→ Task requirements: A faithful copy of the entries, without any pictures, is what is needed here.

→ Records for this exercise:

--- START ---

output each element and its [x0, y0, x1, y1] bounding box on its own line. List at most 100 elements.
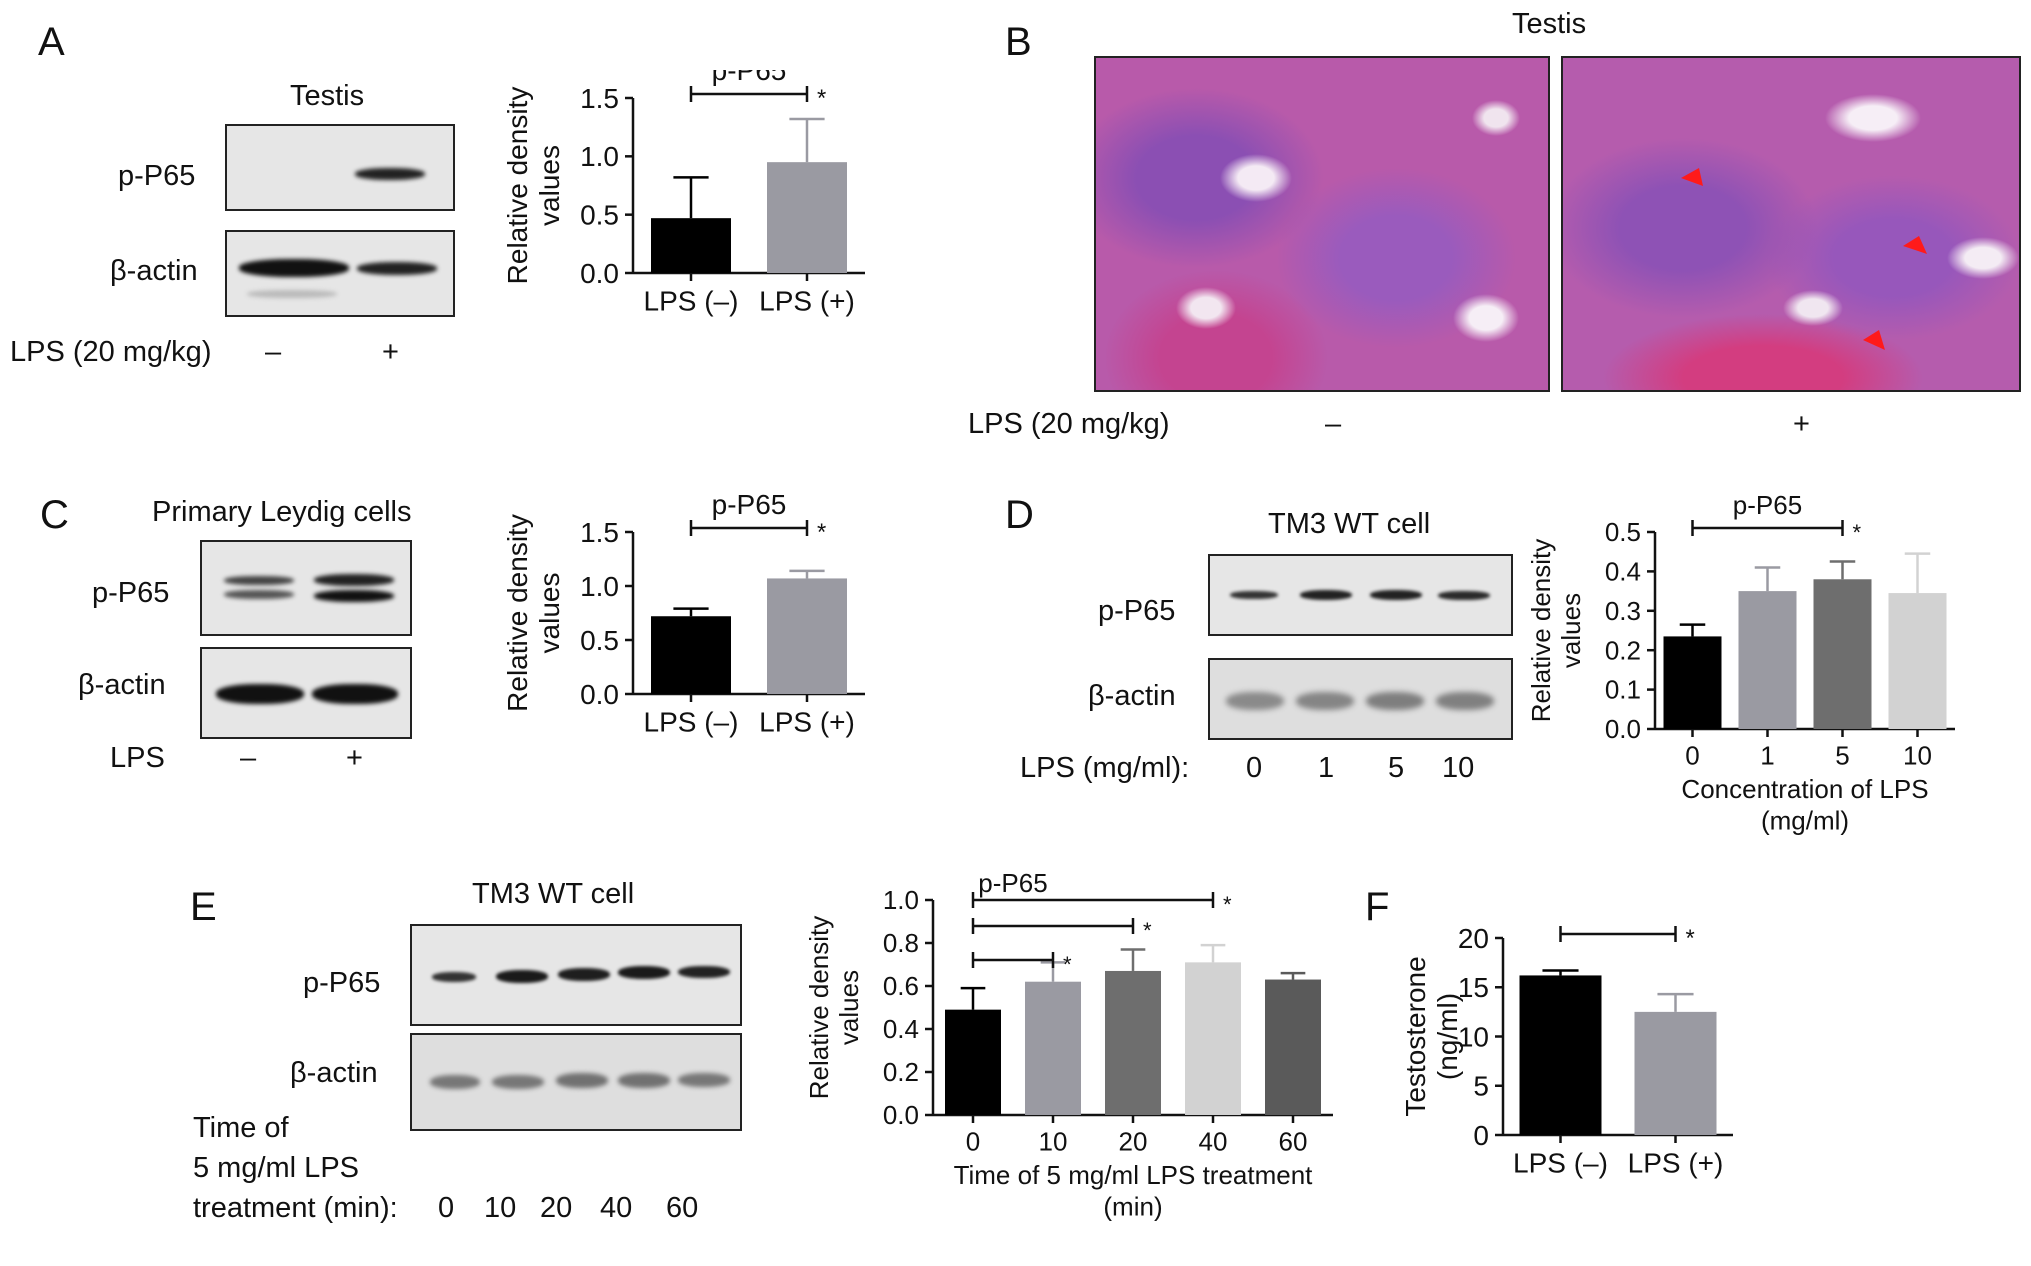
y-tick-label: 1.0 — [580, 141, 619, 172]
histology-image-control — [1094, 56, 1550, 392]
y-tick-label: 0.1 — [1605, 675, 1641, 705]
lane-label-d-1: 0 — [1246, 752, 1263, 784]
blot-band — [314, 574, 394, 586]
blot-band — [1226, 692, 1284, 710]
significance-star: * — [1063, 952, 1072, 977]
y-tick-label: 0.2 — [1605, 635, 1641, 665]
significance-star: * — [1853, 520, 1862, 545]
blot-title-e: TM3 WT cell — [472, 878, 635, 910]
western-blot-c-actin — [200, 647, 412, 739]
blot-band — [432, 972, 476, 982]
bar-0 — [945, 1009, 1001, 1115]
western-blot-d-p65 — [1208, 554, 1513, 636]
y-axis-label: (ng/ml) — [1432, 993, 1463, 1080]
blot-band — [1366, 692, 1424, 710]
lane-label-c-2: + — [346, 742, 363, 774]
bar-lps- — [767, 162, 847, 273]
chart-title: p-P65 — [978, 868, 1047, 898]
y-tick-label: 0.4 — [883, 1014, 919, 1044]
x-tick-label: LPS (+) — [759, 706, 855, 737]
blot-band — [1370, 590, 1422, 600]
chart-title: p-P65 — [1733, 490, 1802, 520]
blot-band — [224, 590, 294, 599]
treatment-label-d: LPS (mg/ml): — [1020, 752, 1190, 784]
y-tick-label: 0 — [1473, 1120, 1489, 1151]
x-axis-label: (mg/ml) — [1761, 805, 1849, 835]
x-axis-label: (min) — [1103, 1191, 1162, 1221]
x-tick-label: LPS (–) — [1513, 1147, 1608, 1178]
x-tick-label: LPS (–) — [644, 706, 739, 737]
lane-label-e-3: 20 — [540, 1192, 573, 1224]
x-tick-label: 40 — [1199, 1126, 1228, 1156]
y-tick-label: 0.5 — [580, 625, 619, 656]
bar-chart-e: 0.0 0.2 0.4 0.6 0.8 1.0 0 10 20 40 60 * * * p-P65 Relat… — [804, 868, 1333, 1221]
y-tick-label: 0.2 — [883, 1057, 919, 1087]
x-axis-label: Concentration of LPS — [1681, 774, 1928, 804]
y-axis-label: Relative density — [1530, 539, 1556, 723]
panel-label-a: A — [38, 20, 65, 64]
x-tick-label: LPS (+) — [1628, 1147, 1724, 1178]
blot-band — [224, 576, 294, 585]
blot-band — [618, 966, 670, 979]
lane-label-b-2: + — [1793, 408, 1810, 440]
y-axis-label: Relative density — [502, 514, 533, 712]
y-axis-label: Relative density — [804, 916, 834, 1100]
blot-row-label-a-2: β-actin — [110, 255, 198, 287]
blot-band — [558, 968, 610, 981]
western-blot-e-p65 — [410, 924, 742, 1026]
x-tick-label: 60 — [1279, 1126, 1308, 1156]
significance-star: * — [817, 519, 826, 546]
y-axis-label: values — [1556, 593, 1586, 668]
blot-band — [1296, 692, 1354, 710]
y-axis-label: Relative density — [502, 87, 533, 285]
bar-chart-f: 0 5 10 15 20 LPS (–) LPS (+) * Testosterone (ng/m… — [1400, 923, 1733, 1178]
x-axis-label: Time of 5 mg/ml LPS treatment — [954, 1160, 1314, 1190]
blot-row-label-c-2: β-actin — [78, 669, 166, 701]
histology-title-b: Testis — [1512, 8, 1587, 40]
y-tick-label: 1.0 — [580, 571, 619, 602]
bar-1 — [1738, 591, 1797, 729]
y-tick-label: 0.0 — [580, 679, 619, 710]
chart-title: p-P65 — [712, 489, 787, 520]
western-blot-a-p65 — [225, 124, 455, 211]
treatment-label-a: LPS (20 mg/kg) — [10, 336, 212, 368]
x-tick-label: 10 — [1903, 740, 1932, 770]
blot-band — [1230, 591, 1278, 599]
blot-band — [357, 262, 437, 275]
bar-40 — [1185, 962, 1241, 1115]
significance-star: * — [1223, 892, 1232, 917]
blot-row-label-a-1: p-P65 — [118, 160, 196, 192]
blot-band — [1300, 590, 1352, 600]
blot-title-c: Primary Leydig cells — [152, 496, 412, 528]
blot-row-label-c-1: p-P65 — [92, 577, 170, 609]
lane-label-a-1: – — [265, 336, 282, 368]
x-tick-label: 5 — [1835, 740, 1849, 770]
y-axis-label: values — [534, 573, 565, 654]
x-tick-label: LPS (–) — [644, 285, 739, 316]
western-blot-a-actin — [225, 230, 455, 317]
blot-band — [1436, 692, 1494, 710]
bar-chart-a: 0.0 0.5 1.0 1.5 LPS (–) LPS (+) * p-P65 Relative… — [502, 70, 865, 316]
lane-label-d-2: 1 — [1318, 752, 1335, 784]
panel-label-c: C — [40, 493, 69, 537]
y-tick-label: 0.0 — [883, 1100, 919, 1130]
treatment-label-b: LPS (20 mg/kg) — [968, 408, 1170, 440]
panel-label-f: F — [1365, 885, 1390, 929]
lane-label-e-4: 40 — [600, 1192, 633, 1224]
x-tick-label: 1 — [1760, 740, 1774, 770]
western-blot-d-actin — [1208, 658, 1513, 740]
red-arrow-markers — [1681, 168, 1927, 350]
y-tick-label: 0.5 — [580, 199, 619, 230]
y-tick-label: 0.3 — [1605, 596, 1641, 626]
bar-lps- — [1634, 1011, 1717, 1135]
lane-label-b-1: – — [1325, 408, 1342, 440]
bar-5 — [1813, 579, 1872, 729]
blot-band — [678, 966, 730, 978]
y-tick-label: 1.5 — [580, 517, 619, 548]
y-tick-label: 10 — [1458, 1021, 1489, 1052]
treatment-label-e-line3: treatment (min): — [193, 1192, 398, 1224]
blot-band — [355, 168, 425, 180]
blot-band — [496, 970, 548, 983]
y-tick-label: 0.8 — [883, 928, 919, 958]
blot-row-label-d-2: β-actin — [1088, 680, 1176, 712]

--- END ---

→ Output for this task:
output each element and its [x0, y0, x1, y1] bounding box on its own line. List at most 100 elements.
y-tick-label: 1.0 — [580, 141, 619, 172]
histology-image-control — [1094, 56, 1550, 392]
y-tick-label: 0.1 — [1605, 675, 1641, 705]
lane-label-d-1: 0 — [1246, 752, 1263, 784]
blot-band — [314, 574, 394, 586]
blot-band — [1226, 692, 1284, 710]
significance-star: * — [1063, 952, 1072, 977]
y-tick-label: 0.2 — [1605, 635, 1641, 665]
significance-star: * — [1853, 520, 1862, 545]
blot-title-e: TM3 WT cell — [472, 878, 635, 910]
western-blot-c-actin — [200, 647, 412, 739]
blot-band — [432, 972, 476, 982]
bar-0 — [945, 1009, 1001, 1115]
western-blot-d-p65 — [1208, 554, 1513, 636]
y-axis-label: (ng/ml) — [1432, 993, 1463, 1080]
blot-band — [1366, 692, 1424, 710]
lane-label-c-2: + — [346, 742, 363, 774]
bar-lps- — [767, 162, 847, 273]
chart-title: p-P65 — [978, 868, 1047, 898]
y-tick-label: 0.4 — [883, 1014, 919, 1044]
x-tick-label: LPS (+) — [759, 706, 855, 737]
blot-band — [1370, 590, 1422, 600]
chart-title: p-P65 — [1733, 490, 1802, 520]
blot-band — [224, 590, 294, 599]
treatment-label-d: LPS (mg/ml): — [1020, 752, 1190, 784]
y-tick-label: 0 — [1473, 1120, 1489, 1151]
x-axis-label: (mg/ml) — [1761, 805, 1849, 835]
x-axis-label: (min) — [1103, 1191, 1162, 1221]
x-tick-label: LPS (–) — [1513, 1147, 1608, 1178]
x-tick-label: LPS (–) — [644, 706, 739, 737]
lane-label-e-3: 20 — [540, 1192, 573, 1224]
x-tick-label: 40 — [1199, 1126, 1228, 1156]
y-tick-label: 0.5 — [580, 625, 619, 656]
bar-chart-e: 0.0 0.2 0.4 0.6 0.8 1.0 0 10 20 40 60 * * * p-P65 Relat… — [804, 868, 1333, 1221]
y-tick-label: 0.2 — [883, 1057, 919, 1087]
x-axis-label: Concentration of LPS — [1681, 774, 1928, 804]
y-axis-label: Relative density — [1530, 539, 1556, 723]
panel-label-a: A — [38, 20, 65, 64]
x-tick-label: LPS (+) — [1628, 1147, 1724, 1178]
blot-band — [224, 576, 294, 585]
blot-band — [618, 966, 670, 979]
lane-label-b-2: + — [1793, 408, 1810, 440]
y-axis-label: Relative density — [502, 514, 533, 712]
y-axis-label: Relative density — [804, 916, 834, 1100]
blot-row-label-a-2: β-actin — [110, 255, 198, 287]
blot-band — [558, 968, 610, 981]
western-blot-e-p65 — [410, 924, 742, 1026]
x-tick-label: 60 — [1279, 1126, 1308, 1156]
significance-star: * — [817, 519, 826, 546]
y-axis-label: values — [1556, 593, 1586, 668]
blot-band — [1296, 692, 1354, 710]
y-axis-label: Relative density — [502, 87, 533, 285]
bar-chart-f: 0 5 10 15 20 LPS (–) LPS (+) * Testosterone (ng/m… — [1400, 923, 1733, 1178]
x-axis-label: Time of 5 mg/ml LPS treatment — [954, 1160, 1314, 1190]
blot-row-label-c-2: β-actin — [78, 669, 166, 701]
histology-title-b: Testis — [1512, 8, 1587, 40]
y-tick-label: 1.0 — [580, 571, 619, 602]
bar-1 — [1738, 591, 1797, 729]
y-tick-label: 0.0 — [580, 679, 619, 710]
chart-title: p-P65 — [712, 489, 787, 520]
western-blot-a-p65 — [225, 124, 455, 211]
treatment-label-a: LPS (20 mg/kg) — [10, 336, 212, 368]
x-tick-label: 10 — [1903, 740, 1932, 770]
blot-band — [1230, 591, 1278, 599]
blot-band — [357, 262, 437, 275]
bar-40 — [1185, 962, 1241, 1115]
significance-star: * — [1223, 892, 1232, 917]
blot-row-label-a-1: p-P65 — [118, 160, 196, 192]
blot-band — [1300, 590, 1352, 600]
blot-title-c: Primary Leydig cells — [152, 496, 412, 528]
blot-row-label-c-1: p-P65 — [92, 577, 170, 609]
lane-label-a-1: – — [265, 336, 282, 368]
x-tick-label: 5 — [1835, 740, 1849, 770]
y-axis-label: values — [534, 573, 565, 654]
x-tick-label: LPS (–) — [644, 285, 739, 316]
western-blot-a-actin — [225, 230, 455, 317]
blot-band — [1436, 692, 1494, 710]
bar-chart-a: 0.0 0.5 1.0 1.5 LPS (–) LPS (+) * p-P65 Relative… — [502, 70, 865, 316]
lane-label-d-2: 1 — [1318, 752, 1335, 784]
panel-label-c: C — [40, 493, 69, 537]
y-tick-label: 0.0 — [883, 1100, 919, 1130]
treatment-label-b: LPS (20 mg/kg) — [968, 408, 1170, 440]
panel-label-f: F — [1365, 885, 1390, 929]
lane-label-e-4: 40 — [600, 1192, 633, 1224]
x-tick-label: 1 — [1760, 740, 1774, 770]
western-blot-d-actin — [1208, 658, 1513, 740]
red-arrow-markers — [1681, 168, 1927, 350]
y-tick-label: 0.5 — [580, 199, 619, 230]
y-tick-label: 0.3 — [1605, 596, 1641, 626]
bar-lps- — [1634, 1011, 1717, 1135]
lane-label-b-1: – — [1325, 408, 1342, 440]
bar-5 — [1813, 579, 1872, 729]
blot-band — [678, 966, 730, 978]
y-tick-label: 1.5 — [580, 517, 619, 548]
y-tick-label: 10 — [1458, 1021, 1489, 1052]
treatment-label-e-line3: treatment (min): — [193, 1192, 398, 1224]
blot-band — [355, 168, 425, 180]
blot-band — [496, 970, 548, 983]
y-tick-label: 0.8 — [883, 928, 919, 958]
blot-row-label-d-2: β-actin — [1088, 680, 1176, 712]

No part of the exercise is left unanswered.